## [Exercise instructions]
Can you return every line of the entries below word for word, leaving out the pictures?
--- Begin The input ---
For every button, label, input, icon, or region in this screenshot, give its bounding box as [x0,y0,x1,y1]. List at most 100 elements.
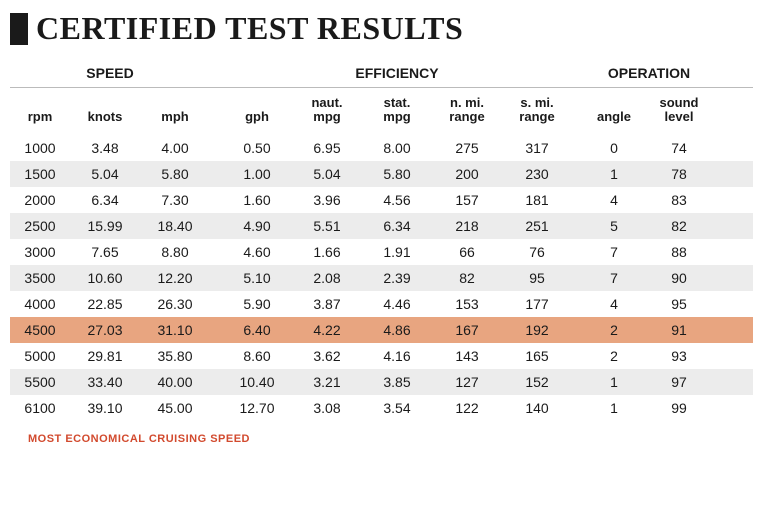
table-row: 610039.1045.0012.703.083.54122140199 [10,395,753,421]
cell: 4 [584,296,644,312]
table-row: 20006.347.301.603.964.56157181483 [10,187,753,213]
group-header: OPERATION [584,59,714,87]
column-header: mph [140,96,210,125]
cell: 15.99 [70,218,140,234]
column-header: knots [70,96,140,125]
cell: 31.10 [140,322,210,338]
cell: 1 [584,400,644,416]
cell: 10.40 [222,374,292,390]
cell: 2000 [10,192,70,208]
cell: 12.70 [222,400,292,416]
cell: 2 [584,322,644,338]
cell: 95 [502,270,572,286]
cell: 5.80 [362,166,432,182]
cell: 251 [502,218,572,234]
group-header: EFFICIENCY [222,59,572,87]
cell: 140 [502,400,572,416]
cell: 12.20 [140,270,210,286]
cell: 1 [584,166,644,182]
cell: 3.87 [292,296,362,312]
cell: 33.40 [70,374,140,390]
column-header-row: rpmknotsmphgphnaut.mpgstat.mpgn. mi.rang… [10,88,753,135]
cell: 4 [584,192,644,208]
cell: 6.34 [362,218,432,234]
cell: 153 [432,296,502,312]
cell: 5500 [10,374,70,390]
cell: 8.80 [140,244,210,260]
cell: 1.60 [222,192,292,208]
cell: 18.40 [140,218,210,234]
cell: 7.30 [140,192,210,208]
cell: 97 [644,374,714,390]
cell: 181 [502,192,572,208]
cell: 7 [584,244,644,260]
cell: 26.30 [140,296,210,312]
title-block-accent [10,13,28,45]
cell: 82 [644,218,714,234]
cell: 5 [584,218,644,234]
cell: 157 [432,192,502,208]
cell: 1.00 [222,166,292,182]
cell: 317 [502,140,572,156]
cell: 6.34 [70,192,140,208]
cell: 99 [644,400,714,416]
cell: 4500 [10,322,70,338]
cell: 5.51 [292,218,362,234]
cell: 177 [502,296,572,312]
cell: 22.85 [70,296,140,312]
table-body: 10003.484.000.506.958.0027531707415005.0… [10,135,753,421]
table-row: 450027.0331.106.404.224.86167192291 [10,317,753,343]
cell: 2.08 [292,270,362,286]
column-header: soundlevel [644,96,714,125]
group-header: SPEED [10,59,210,87]
cell: 5.80 [140,166,210,182]
cell: 2.39 [362,270,432,286]
cell: 5.04 [70,166,140,182]
cell: 2500 [10,218,70,234]
table-row: 400022.8526.305.903.874.46153177495 [10,291,753,317]
cell: 3.85 [362,374,432,390]
cell: 3500 [10,270,70,286]
cell: 4000 [10,296,70,312]
cell: 230 [502,166,572,182]
table-row: 500029.8135.808.603.624.16143165293 [10,343,753,369]
column-header: s. mi.range [502,96,572,125]
cell: 27.03 [70,322,140,338]
cell: 6100 [10,400,70,416]
cell: 218 [432,218,502,234]
cell: 4.22 [292,322,362,338]
column-header: naut.mpg [292,96,362,125]
cell: 3.48 [70,140,140,156]
cell: 39.10 [70,400,140,416]
cell: 275 [432,140,502,156]
cell: 1.91 [362,244,432,260]
table-row: 10003.484.000.506.958.00275317074 [10,135,753,161]
cell: 152 [502,374,572,390]
cell: 127 [432,374,502,390]
cell: 1 [584,374,644,390]
cell: 10.60 [70,270,140,286]
page-title: CERTIFIED TEST RESULTS [36,10,463,47]
cell: 7.65 [70,244,140,260]
results-table: SPEED EFFICIENCY OPERATION rpmknotsmphgphn… [10,59,753,451]
cell: 74 [644,140,714,156]
column-header: gph [222,96,292,125]
cell: 192 [502,322,572,338]
cell: 4.00 [140,140,210,156]
cell: 91 [644,322,714,338]
cell: 0.50 [222,140,292,156]
column-header: angle [584,96,644,125]
cell: 40.00 [140,374,210,390]
cell: 8.60 [222,348,292,364]
cell: 83 [644,192,714,208]
cell: 5.04 [292,166,362,182]
cell: 0 [584,140,644,156]
cell: 165 [502,348,572,364]
cell: 1000 [10,140,70,156]
cell: 3.08 [292,400,362,416]
cell: 82 [432,270,502,286]
cell: 8.00 [362,140,432,156]
cell: 4.46 [362,296,432,312]
cell: 5.90 [222,296,292,312]
cell: 45.00 [140,400,210,416]
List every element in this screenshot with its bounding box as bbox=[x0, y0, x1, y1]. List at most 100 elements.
--- End The input ---
## [Answer to this exercise]
For every button, label, input, icon, or region in this screenshot, give its bounding box as [x0,y0,x1,y1]. List at most 100 elements.
table-row: 610039.1045.0012.703.083.54122140199 [10,395,753,421]
cell: 4 [584,296,644,312]
table-row: 20006.347.301.603.964.56157181483 [10,187,753,213]
group-header: OPERATION [584,59,714,87]
column-header: mph [140,96,210,125]
cell: 15.99 [70,218,140,234]
column-header: knots [70,96,140,125]
cell: 31.10 [140,322,210,338]
cell: 1 [584,400,644,416]
cell: 10.40 [222,374,292,390]
cell: 2000 [10,192,70,208]
cell: 12.70 [222,400,292,416]
cell: 2 [584,322,644,338]
cell: 95 [502,270,572,286]
cell: 5.80 [362,166,432,182]
cell: 251 [502,218,572,234]
group-header: EFFICIENCY [222,59,572,87]
cell: 140 [502,400,572,416]
cell: 12.20 [140,270,210,286]
cell: 1 [584,166,644,182]
cell: 3.87 [292,296,362,312]
cell: 33.40 [70,374,140,390]
column-header-row: rpmknotsmphgphnaut.mpgstat.mpgn. mi.rang… [10,88,753,135]
cell: 4 [584,192,644,208]
cell: 6.34 [362,218,432,234]
cell: 153 [432,296,502,312]
cell: 5500 [10,374,70,390]
cell: 8.80 [140,244,210,260]
cell: 1.60 [222,192,292,208]
cell: 18.40 [140,218,210,234]
cell: 7.30 [140,192,210,208]
cell: 97 [644,374,714,390]
cell: 181 [502,192,572,208]
cell: 7 [584,244,644,260]
cell: 26.30 [140,296,210,312]
title-block-accent [10,13,28,45]
cell: 82 [644,218,714,234]
cell: 5 [584,218,644,234]
cell: 157 [432,192,502,208]
cell: 1.00 [222,166,292,182]
cell: 317 [502,140,572,156]
cell: 6.34 [70,192,140,208]
cell: 99 [644,400,714,416]
cell: 4500 [10,322,70,338]
cell: 5.51 [292,218,362,234]
cell: 177 [502,296,572,312]
cell: 22.85 [70,296,140,312]
table-body: 10003.484.000.506.958.0027531707415005.0… [10,135,753,421]
table-row: 450027.0331.106.404.224.86167192291 [10,317,753,343]
cell: 2.08 [292,270,362,286]
column-header: soundlevel [644,96,714,125]
group-header: SPEED [10,59,210,87]
cell: 5.80 [140,166,210,182]
cell: 2.39 [362,270,432,286]
cell: 5.04 [70,166,140,182]
cell: 2500 [10,218,70,234]
table-row: 400022.8526.305.903.874.46153177495 [10,291,753,317]
cell: 3.85 [362,374,432,390]
cell: 3500 [10,270,70,286]
cell: 4000 [10,296,70,312]
cell: 230 [502,166,572,182]
table-row: 500029.8135.808.603.624.16143165293 [10,343,753,369]
column-header: s. mi.range [502,96,572,125]
cell: 27.03 [70,322,140,338]
cell: 6100 [10,400,70,416]
cell: 218 [432,218,502,234]
cell: 4.22 [292,322,362,338]
column-header: naut.mpg [292,96,362,125]
cell: 3.48 [70,140,140,156]
cell: 39.10 [70,400,140,416]
cell: 275 [432,140,502,156]
cell: 1.91 [362,244,432,260]
table-row: 10003.484.000.506.958.00275317074 [10,135,753,161]
cell: 152 [502,374,572,390]
cell: 127 [432,374,502,390]
cell: 1 [584,374,644,390]
cell: 10.60 [70,270,140,286]
page-title: CERTIFIED TEST RESULTS [36,10,463,47]
cell: 7.65 [70,244,140,260]
results-table: SPEED EFFICIENCY OPERATION rpmknotsmphgphn… [10,59,753,451]
cell: 74 [644,140,714,156]
column-header: gph [222,96,292,125]
cell: 192 [502,322,572,338]
cell: 4.00 [140,140,210,156]
cell: 91 [644,322,714,338]
cell: 0.50 [222,140,292,156]
column-header: angle [584,96,644,125]
cell: 40.00 [140,374,210,390]
cell: 8.60 [222,348,292,364]
cell: 83 [644,192,714,208]
cell: 5.04 [292,166,362,182]
cell: 0 [584,140,644,156]
cell: 165 [502,348,572,364]
cell: 1000 [10,140,70,156]
cell: 3.08 [292,400,362,416]
cell: 82 [432,270,502,286]
cell: 8.00 [362,140,432,156]
cell: 4.46 [362,296,432,312]
cell: 5.90 [222,296,292,312]
cell: 45.00 [140,400,210,416]
List every element in this screenshot with its bounding box as bbox=[x0, y0, x1, y1]. List at most 100 elements.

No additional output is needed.